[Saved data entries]
►

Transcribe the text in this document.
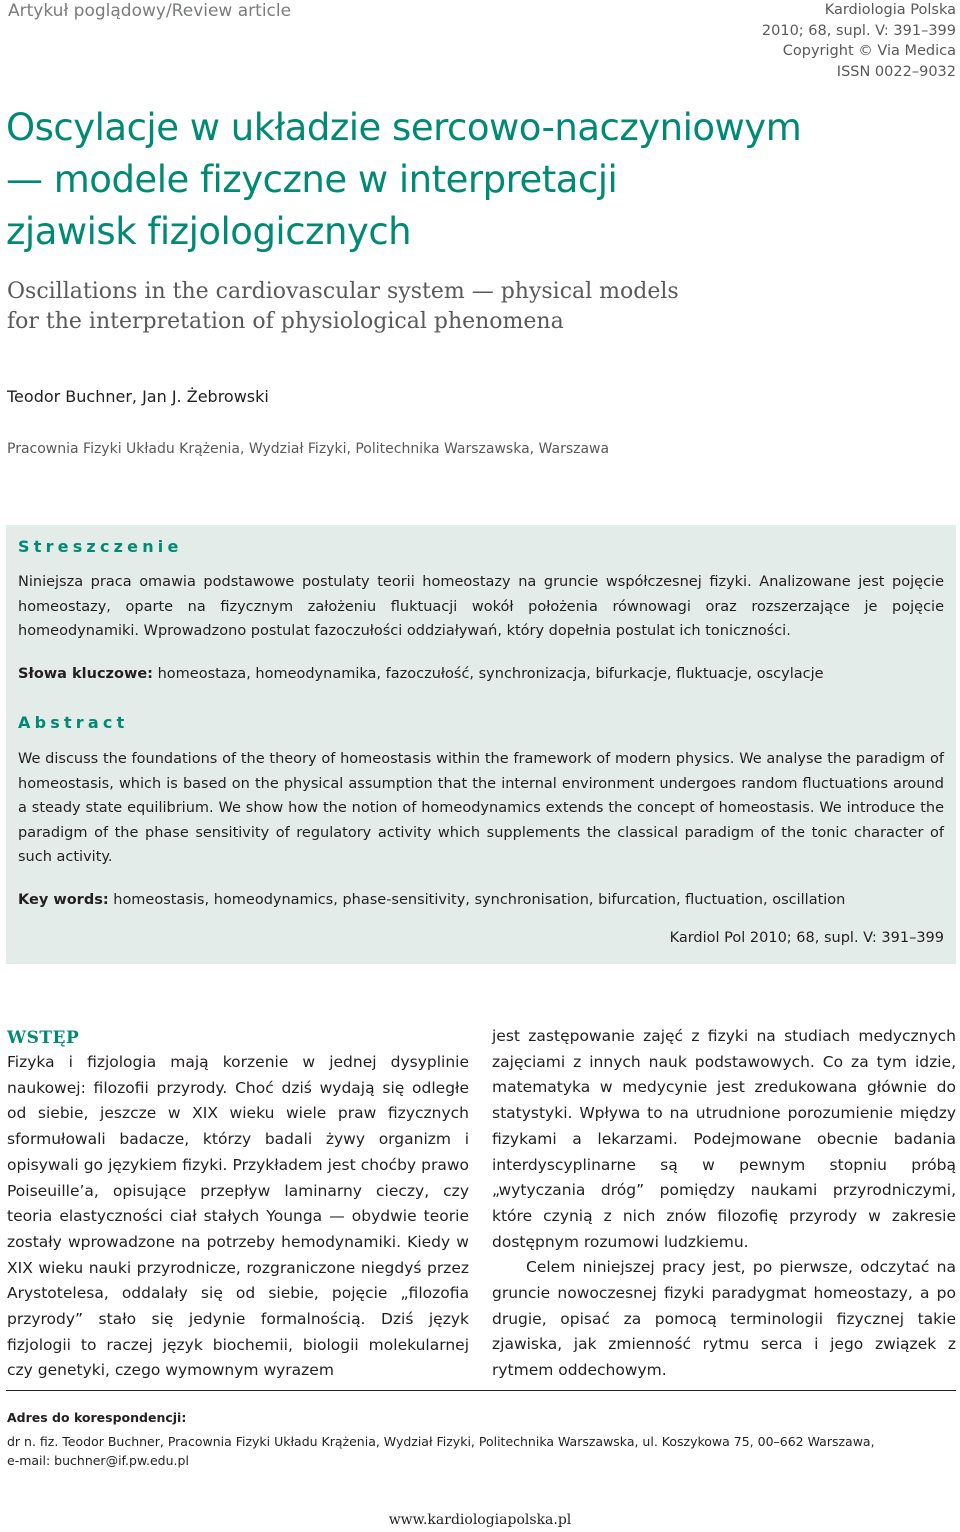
Artykuł poglądowy/Review article	Kardiologia Polska
2010; 68, supl. V: 391–399
Copyright © Via Medica
ISSN 0022–9032
Oscylacje w układzie sercowo-naczyniowym
— modele fizyczne w interpretacji
zjawisk fizjologicznych
Oscillations in the cardiovascular system — physical models
for the interpretation of physiological phenomena
Teodor Buchner, Jan J. Żebrowski
Pracownia Fizyki Układu Krążenia, Wydział Fizyki, Politechnika Warszawska, Warszawa
Streszczenie
Niniejsza praca omawia podstawowe postulaty teorii homeostazy na gruncie współczesnej fizyki. Analizowane jest pojęcie homeostazy, oparte na fizycznym założeniu fluktuacji wokół położenia równowagi oraz rozszerzające je pojęcie homeodynamiki. Wprowadzono postulat fazoczułości oddziaływań, który dopełnia postulat ich toniczności.
Słowa kluczowe: homeostaza, homeodynamika, fazoczułość, synchronizacja, bifurkacje, fluktuacje, oscylacje
Abstract
We discuss the foundations of the theory of homeostasis within the framework of modern physics. We analyse the paradigm of homeostasis, which is based on the physical assumption that the internal environment undergoes random fluctuations around a steady state equilibrium. We show how the notion of homeodynamics extends the concept of homeostasis. We introduce the paradigm of the phase sensitivity of regulatory activity which supplements the classical paradigm of the tonic character of such activity.
Key words: homeostasis, homeodynamics, phase-sensitivity, synchronisation, bifurcation, fluctuation, oscillation
Kardiol Pol 2010; 68, supl. V: 391–399
WSTĘP

Fizyka i fizjologia mają korzenie w jednej dysyplinie naukowej: filozofii przyrody. Choć dziś wydają się odległe od siebie, jeszcze w XIX wieku wiele praw fizycznych sformułowali badacze, którzy badali żywy organizm i opisywali go językiem fizyki. Przykładem jest choćby prawo Poiseuille’a, opisujące przepływ laminarny cieczy, czy teoria elastyczności ciał stałych Younga — obydwie teorie zostały wprowadzone na potrzeby hemodynamiki. Kiedy w XIX wieku nauki przyrodnicze, rozgraniczone niegdyś przez Arystotelesa, oddalały się od siebie, pojęcie „filozofia przyrody” stało się jedynie formalnością. Dziś język fizjologii to raczej język biochemii, biologii molekularnej czy genetyki, czego wymownym wyrazem

jest zastępowanie zajęć z fizyki na studiach medycznych zajęciami z innych nauk podstawowych. Co za tym idzie, matematyka w medycynie jest zredukowana głównie do statystyki. Wpływa to na utrudnione porozumienie między fizykami a lekarzami. Podejmowane obecnie badania interdyscyplinarne są w pewnym stopniu próbą „wytyczania dróg” pomiędzy naukami przyrodniczymi, które czynią z nich znów filozofię przyrody w zakresie dostępnym rozumowi ludzkiemu.

Celem niniejszej pracy jest, po pierwsze, odczytać na gruncie nowoczesnej fizyki paradygmat homeostazy, a po drugie, opisać za pomocą terminologii fizycznej takie zjawiska, jak zmienność rytmu serca i jego związek z rytmem oddechowym.

Adres do korespondencji:
dr n. fiz. Teodor Buchner, Pracownia Fizyki Układu Krążenia, Wydział Fizyki, Politechnika Warszawska, ul. Koszykowa 75, 00–662 Warszawa,
e-mail: buchner@if.pw.edu.pl
www.kardiologiapolska.pl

◄

[What to produce] Take every line above carrying "Warszawa" and return it.

[The output]
Pracownia Fizyki Układu Krążenia, Wydział Fizyki, Politechnika Warszawska, Warszawa
dr n. fiz. Teodor Buchner, Pracownia Fizyki Układu Krążenia, Wydział Fizyki, Politechnika Warszawska, ul. Koszykowa 75, 00–662 Warszawa,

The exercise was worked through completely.